Begin Records for this task

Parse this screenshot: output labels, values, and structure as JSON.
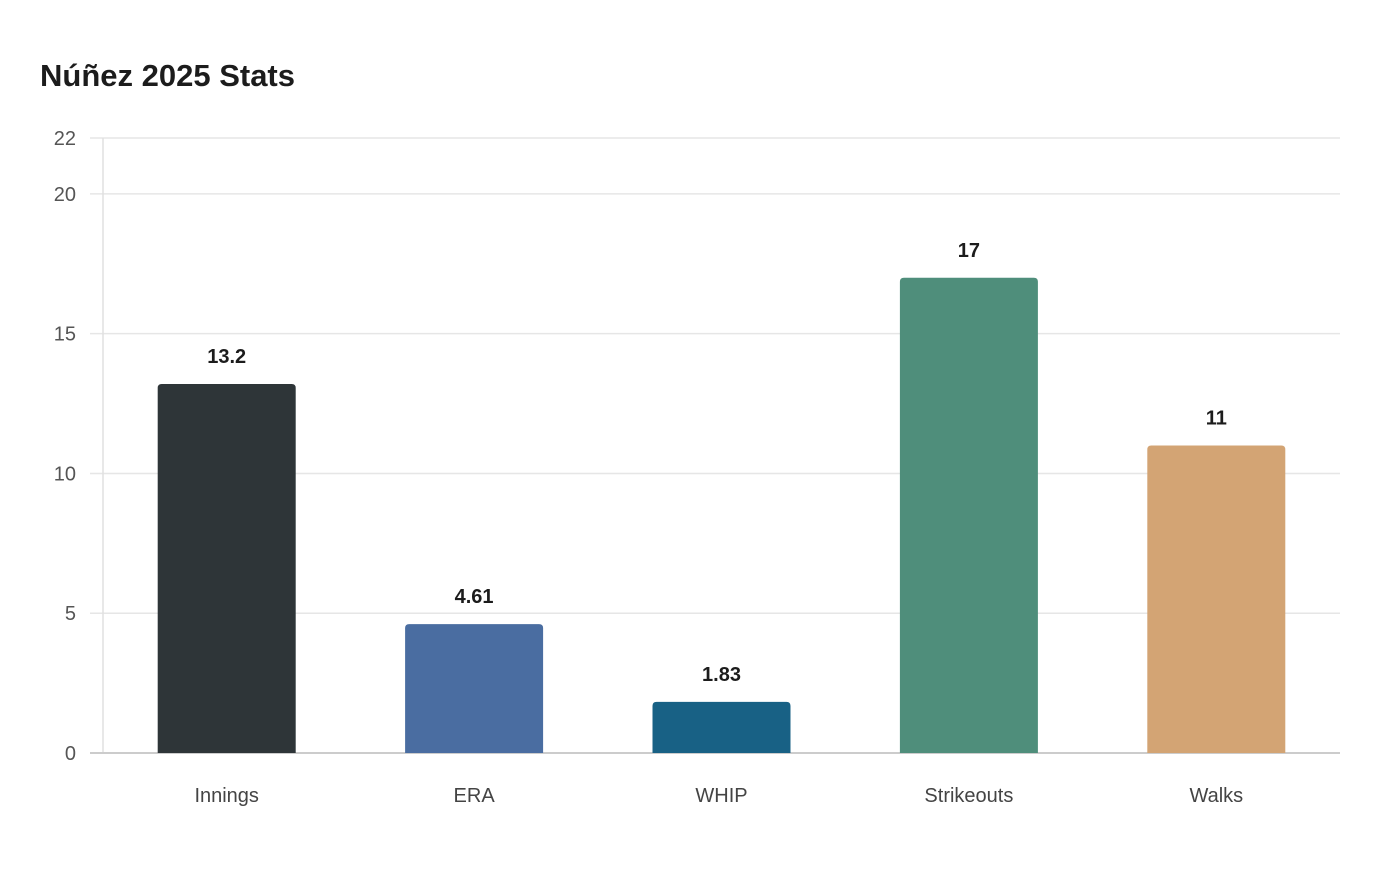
{
  "chart_data": {
    "type": "bar",
    "title": "Núñez 2025 Stats",
    "xlabel": "",
    "ylabel": "",
    "categories": [
      "Innings",
      "ERA",
      "WHIP",
      "Strikeouts",
      "Walks"
    ],
    "values": [
      13.2,
      4.61,
      1.83,
      17,
      11
    ],
    "value_labels": [
      "13.2",
      "4.61",
      "1.83",
      "17",
      "11"
    ],
    "colors": [
      "#2e3538",
      "#4a6da1",
      "#186185",
      "#4f8e7b",
      "#d3a474"
    ],
    "ylim": [
      0,
      22
    ],
    "yticks": [
      0,
      5,
      10,
      15,
      20,
      22
    ],
    "grid": true,
    "legend": "none"
  }
}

End Records for this task

● **Your goal**
Search the listing for the word "values" and return each line that holds it.

● **Solution for this problem**
Parse this screenshot: output labels, values, and structure as JSON.
    "values": [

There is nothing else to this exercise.